What is asked - Retype each record shown below, leaving every character as it is.

— start Dataset content —

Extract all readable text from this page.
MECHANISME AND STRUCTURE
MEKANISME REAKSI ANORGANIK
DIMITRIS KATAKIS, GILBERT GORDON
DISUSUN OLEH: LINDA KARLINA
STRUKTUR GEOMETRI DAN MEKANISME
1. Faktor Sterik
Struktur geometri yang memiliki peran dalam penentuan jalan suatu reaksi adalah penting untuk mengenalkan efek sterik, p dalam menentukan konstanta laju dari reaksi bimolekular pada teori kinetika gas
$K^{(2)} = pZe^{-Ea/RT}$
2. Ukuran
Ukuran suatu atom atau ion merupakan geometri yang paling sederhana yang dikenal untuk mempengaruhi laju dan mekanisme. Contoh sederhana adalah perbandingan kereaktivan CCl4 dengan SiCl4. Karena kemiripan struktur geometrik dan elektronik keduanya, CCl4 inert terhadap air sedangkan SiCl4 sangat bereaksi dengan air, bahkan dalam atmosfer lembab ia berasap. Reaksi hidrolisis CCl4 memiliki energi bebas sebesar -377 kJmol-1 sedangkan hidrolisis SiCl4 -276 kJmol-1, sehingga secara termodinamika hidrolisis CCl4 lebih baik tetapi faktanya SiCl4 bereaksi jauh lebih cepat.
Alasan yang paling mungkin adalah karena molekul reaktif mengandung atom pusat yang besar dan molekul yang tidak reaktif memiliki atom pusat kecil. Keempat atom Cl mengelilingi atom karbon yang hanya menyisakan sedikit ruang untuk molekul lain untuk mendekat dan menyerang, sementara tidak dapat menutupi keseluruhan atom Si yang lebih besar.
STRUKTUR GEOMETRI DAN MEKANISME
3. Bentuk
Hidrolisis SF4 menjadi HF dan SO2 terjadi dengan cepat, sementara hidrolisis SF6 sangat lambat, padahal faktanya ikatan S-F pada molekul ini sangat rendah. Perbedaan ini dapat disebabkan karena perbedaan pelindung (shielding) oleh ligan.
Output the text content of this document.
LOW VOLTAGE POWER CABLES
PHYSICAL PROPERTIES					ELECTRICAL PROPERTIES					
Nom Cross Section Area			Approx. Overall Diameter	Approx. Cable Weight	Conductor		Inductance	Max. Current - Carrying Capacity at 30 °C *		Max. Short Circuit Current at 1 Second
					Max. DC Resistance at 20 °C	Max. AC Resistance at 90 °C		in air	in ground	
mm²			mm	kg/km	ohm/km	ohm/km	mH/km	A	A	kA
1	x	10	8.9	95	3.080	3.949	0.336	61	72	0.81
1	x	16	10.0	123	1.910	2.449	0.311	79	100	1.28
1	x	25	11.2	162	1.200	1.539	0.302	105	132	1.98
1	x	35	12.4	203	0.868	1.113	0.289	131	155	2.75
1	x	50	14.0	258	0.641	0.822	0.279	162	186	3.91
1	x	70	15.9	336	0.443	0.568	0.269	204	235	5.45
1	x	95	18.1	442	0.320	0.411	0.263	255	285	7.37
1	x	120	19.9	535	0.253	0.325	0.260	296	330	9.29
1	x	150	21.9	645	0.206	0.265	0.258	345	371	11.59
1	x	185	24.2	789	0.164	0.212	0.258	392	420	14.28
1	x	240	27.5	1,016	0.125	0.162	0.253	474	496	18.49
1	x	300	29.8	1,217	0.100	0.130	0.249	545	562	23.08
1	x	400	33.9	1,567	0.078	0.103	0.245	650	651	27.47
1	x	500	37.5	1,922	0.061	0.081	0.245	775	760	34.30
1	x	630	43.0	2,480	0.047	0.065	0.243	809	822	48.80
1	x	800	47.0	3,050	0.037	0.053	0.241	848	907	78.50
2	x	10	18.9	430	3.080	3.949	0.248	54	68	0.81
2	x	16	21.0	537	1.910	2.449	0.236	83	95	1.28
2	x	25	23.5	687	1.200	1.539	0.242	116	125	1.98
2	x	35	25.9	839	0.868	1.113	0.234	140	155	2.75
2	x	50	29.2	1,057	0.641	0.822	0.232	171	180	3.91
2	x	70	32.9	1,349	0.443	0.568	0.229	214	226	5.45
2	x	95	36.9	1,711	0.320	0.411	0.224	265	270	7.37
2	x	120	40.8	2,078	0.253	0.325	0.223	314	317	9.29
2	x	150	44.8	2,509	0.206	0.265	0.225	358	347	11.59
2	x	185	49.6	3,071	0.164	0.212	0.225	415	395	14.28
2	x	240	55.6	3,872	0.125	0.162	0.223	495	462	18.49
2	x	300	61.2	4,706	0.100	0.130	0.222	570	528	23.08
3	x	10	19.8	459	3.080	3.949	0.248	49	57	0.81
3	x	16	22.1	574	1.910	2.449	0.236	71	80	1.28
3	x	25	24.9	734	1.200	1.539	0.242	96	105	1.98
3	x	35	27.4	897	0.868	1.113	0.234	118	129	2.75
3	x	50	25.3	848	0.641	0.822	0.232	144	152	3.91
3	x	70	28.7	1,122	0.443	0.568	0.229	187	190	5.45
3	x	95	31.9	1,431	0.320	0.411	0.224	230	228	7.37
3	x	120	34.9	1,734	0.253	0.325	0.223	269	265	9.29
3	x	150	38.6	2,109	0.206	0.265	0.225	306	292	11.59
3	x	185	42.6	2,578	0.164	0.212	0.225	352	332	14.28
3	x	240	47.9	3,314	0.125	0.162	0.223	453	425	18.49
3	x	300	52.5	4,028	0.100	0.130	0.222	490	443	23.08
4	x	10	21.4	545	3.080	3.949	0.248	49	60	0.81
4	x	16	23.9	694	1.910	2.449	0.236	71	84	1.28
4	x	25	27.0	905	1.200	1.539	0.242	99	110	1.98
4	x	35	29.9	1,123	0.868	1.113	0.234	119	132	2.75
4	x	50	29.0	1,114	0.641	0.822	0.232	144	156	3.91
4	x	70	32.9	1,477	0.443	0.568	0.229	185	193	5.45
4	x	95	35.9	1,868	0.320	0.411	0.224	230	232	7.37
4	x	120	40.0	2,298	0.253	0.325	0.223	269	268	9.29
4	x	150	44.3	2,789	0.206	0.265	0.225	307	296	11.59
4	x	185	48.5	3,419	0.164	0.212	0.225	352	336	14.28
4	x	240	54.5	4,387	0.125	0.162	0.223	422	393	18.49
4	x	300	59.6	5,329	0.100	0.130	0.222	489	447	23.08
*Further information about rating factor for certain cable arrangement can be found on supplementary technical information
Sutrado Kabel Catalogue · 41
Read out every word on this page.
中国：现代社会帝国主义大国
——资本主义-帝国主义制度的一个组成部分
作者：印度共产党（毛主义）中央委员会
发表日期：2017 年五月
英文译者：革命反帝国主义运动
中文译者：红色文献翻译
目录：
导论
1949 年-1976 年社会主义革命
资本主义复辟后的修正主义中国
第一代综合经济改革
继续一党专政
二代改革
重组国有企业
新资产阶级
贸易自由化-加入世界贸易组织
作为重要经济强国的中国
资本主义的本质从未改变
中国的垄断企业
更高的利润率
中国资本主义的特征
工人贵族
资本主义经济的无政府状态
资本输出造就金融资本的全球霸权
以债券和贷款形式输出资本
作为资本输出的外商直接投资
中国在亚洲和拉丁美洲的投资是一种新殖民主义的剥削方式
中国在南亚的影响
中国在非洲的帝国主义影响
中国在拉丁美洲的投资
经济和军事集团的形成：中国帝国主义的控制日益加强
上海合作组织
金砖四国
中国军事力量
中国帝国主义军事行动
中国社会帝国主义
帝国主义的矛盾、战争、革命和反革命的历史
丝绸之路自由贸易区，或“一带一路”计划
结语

— end Dataset content —

Task output -
Extract all readable text from this page.
MECHANISME AND STRUCTURE
MEKANISME REAKSI ANORGANIK
DIMITRIS KATAKIS, GILBERT GORDON
DISUSUN OLEH: LINDA KARLINA
STRUKTUR GEOMETRI DAN MEKANISME
1. Faktor Sterik
Struktur geometri yang memiliki peran dalam penentuan jalan suatu reaksi adalah penting untuk mengenalkan efek sterik, p dalam menentukan konstanta laju dari reaksi bimolekular pada teori kinetika gas
$K^{(2)} = pZe^{-Ea/RT}$
2. Ukuran
Ukuran suatu atom atau ion merupakan geometri yang paling sederhana yang dikenal untuk mempengaruhi laju dan mekanisme. Contoh sederhana adalah perbandingan kereaktivan CCl4 dengan SiCl4. Karena kemiripan struktur geometrik dan elektronik keduanya, CCl4 inert terhadap air sedangkan SiCl4 sangat bereaksi dengan air, bahkan dalam atmosfer lembab ia berasap. Reaksi hidrolisis CCl4 memiliki energi bebas sebesar -377 kJmol-1 sedangkan hidrolisis SiCl4 -276 kJmol-1, sehingga secara termodinamika hidrolisis CCl4 lebih baik tetapi faktanya SiCl4 bereaksi jauh lebih cepat.
Alasan yang paling mungkin adalah karena molekul reaktif mengandung atom pusat yang besar dan molekul yang tidak reaktif memiliki atom pusat kecil. Keempat atom Cl mengelilingi atom karbon yang hanya menyisakan sedikit ruang untuk molekul lain untuk mendekat dan menyerang, sementara tidak dapat menutupi keseluruhan atom Si yang lebih besar.
STRUKTUR GEOMETRI DAN MEKANISME
3. Bentuk
Hidrolisis SF4 menjadi HF dan SO2 terjadi dengan cepat, sementara hidrolisis SF6 sangat lambat, padahal faktanya ikatan S-F pada molekul ini sangat rendah. Perbedaan ini dapat disebabkan karena perbedaan pelindung (shielding) oleh ligan.
Output the text content of this document.
LOW VOLTAGE POWER CABLES
PHYSICAL PROPERTIES					ELECTRICAL PROPERTIES					
Nom Cross Section Area			Approx. Overall Diameter	Approx. Cable Weight	Conductor		Inductance	Max. Current - Carrying Capacity at 30 °C *		Max. Short Circuit Current at 1 Second
					Max. DC Resistance at 20 °C	Max. AC Resistance at 90 °C		in air	in ground	
mm²			mm	kg/km	ohm/km	ohm/km	mH/km	A	A	kA
1	x	10	8.9	95	3.080	3.949	0.336	61	72	0.81
1	x	16	10.0	123	1.910	2.449	0.311	79	100	1.28
1	x	25	11.2	162	1.200	1.539	0.302	105	132	1.98
1	x	35	12.4	203	0.868	1.113	0.289	131	155	2.75
1	x	50	14.0	258	0.641	0.822	0.279	162	186	3.91
1	x	70	15.9	336	0.443	0.568	0.269	204	235	5.45
1	x	95	18.1	442	0.320	0.411	0.263	255	285	7.37
1	x	120	19.9	535	0.253	0.325	0.260	296	330	9.29
1	x	150	21.9	645	0.206	0.265	0.258	345	371	11.59
1	x	185	24.2	789	0.164	0.212	0.258	392	420	14.28
1	x	240	27.5	1,016	0.125	0.162	0.253	474	496	18.49
1	x	300	29.8	1,217	0.100	0.130	0.249	545	562	23.08
1	x	400	33.9	1,567	0.078	0.103	0.245	650	651	27.47
1	x	500	37.5	1,922	0.061	0.081	0.245	775	760	34.30
1	x	630	43.0	2,480	0.047	0.065	0.243	809	822	48.80
1	x	800	47.0	3,050	0.037	0.053	0.241	848	907	78.50
2	x	10	18.9	430	3.080	3.949	0.248	54	68	0.81
2	x	16	21.0	537	1.910	2.449	0.236	83	95	1.28
2	x	25	23.5	687	1.200	1.539	0.242	116	125	1.98
2	x	35	25.9	839	0.868	1.113	0.234	140	155	2.75
2	x	50	29.2	1,057	0.641	0.822	0.232	171	180	3.91
2	x	70	32.9	1,349	0.443	0.568	0.229	214	226	5.45
2	x	95	36.9	1,711	0.320	0.411	0.224	265	270	7.37
2	x	120	40.8	2,078	0.253	0.325	0.223	314	317	9.29
2	x	150	44.8	2,509	0.206	0.265	0.225	358	347	11.59
2	x	185	49.6	3,071	0.164	0.212	0.225	415	395	14.28
2	x	240	55.6	3,872	0.125	0.162	0.223	495	462	18.49
2	x	300	61.2	4,706	0.100	0.130	0.222	570	528	23.08
3	x	10	19.8	459	3.080	3.949	0.248	49	57	0.81
3	x	16	22.1	574	1.910	2.449	0.236	71	80	1.28
3	x	25	24.9	734	1.200	1.539	0.242	96	105	1.98
3	x	35	27.4	897	0.868	1.113	0.234	118	129	2.75
3	x	50	25.3	848	0.641	0.822	0.232	144	152	3.91
3	x	70	28.7	1,122	0.443	0.568	0.229	187	190	5.45
3	x	95	31.9	1,431	0.320	0.411	0.224	230	228	7.37
3	x	120	34.9	1,734	0.253	0.325	0.223	269	265	9.29
3	x	150	38.6	2,109	0.206	0.265	0.225	306	292	11.59
3	x	185	42.6	2,578	0.164	0.212	0.225	352	332	14.28
3	x	240	47.9	3,314	0.125	0.162	0.223	453	425	18.49
3	x	300	52.5	4,028	0.100	0.130	0.222	490	443	23.08
4	x	10	21.4	545	3.080	3.949	0.248	49	60	0.81
4	x	16	23.9	694	1.910	2.449	0.236	71	84	1.28
4	x	25	27.0	905	1.200	1.539	0.242	99	110	1.98
4	x	35	29.9	1,123	0.868	1.113	0.234	119	132	2.75
4	x	50	29.0	1,114	0.641	0.822	0.232	144	156	3.91
4	x	70	32.9	1,477	0.443	0.568	0.229	185	193	5.45
4	x	95	35.9	1,868	0.320	0.411	0.224	230	232	7.37
4	x	120	40.0	2,298	0.253	0.325	0.223	269	268	9.29
4	x	150	44.3	2,789	0.206	0.265	0.225	307	296	11.59
4	x	185	48.5	3,419	0.164	0.212	0.225	352	336	14.28
4	x	240	54.5	4,387	0.125	0.162	0.223	422	393	18.49
4	x	300	59.6	5,329	0.100	0.130	0.222	489	447	23.08
*Further information about rating factor for certain cable arrangement can be found on supplementary technical information
Sutrado Kabel Catalogue · 41
Read out every word on this page.
中国：现代社会帝国主义大国
——资本主义-帝国主义制度的一个组成部分
作者：印度共产党（毛主义）中央委员会
发表日期：2017 年五月
英文译者：革命反帝国主义运动
中文译者：红色文献翻译
目录：
导论
1949 年-1976 年社会主义革命
资本主义复辟后的修正主义中国
第一代综合经济改革
继续一党专政
二代改革
重组国有企业
新资产阶级
贸易自由化-加入世界贸易组织
作为重要经济强国的中国
资本主义的本质从未改变
中国的垄断企业
更高的利润率
中国资本主义的特征
工人贵族
资本主义经济的无政府状态
资本输出造就金融资本的全球霸权
以债券和贷款形式输出资本
作为资本输出的外商直接投资
中国在亚洲和拉丁美洲的投资是一种新殖民主义的剥削方式
中国在南亚的影响
中国在非洲的帝国主义影响
中国在拉丁美洲的投资
经济和军事集团的形成：中国帝国主义的控制日益加强
上海合作组织
金砖四国
中国军事力量
中国帝国主义军事行动
中国社会帝国主义
帝国主义的矛盾、战争、革命和反革命的历史
丝绸之路自由贸易区，或“一带一路”计划
结语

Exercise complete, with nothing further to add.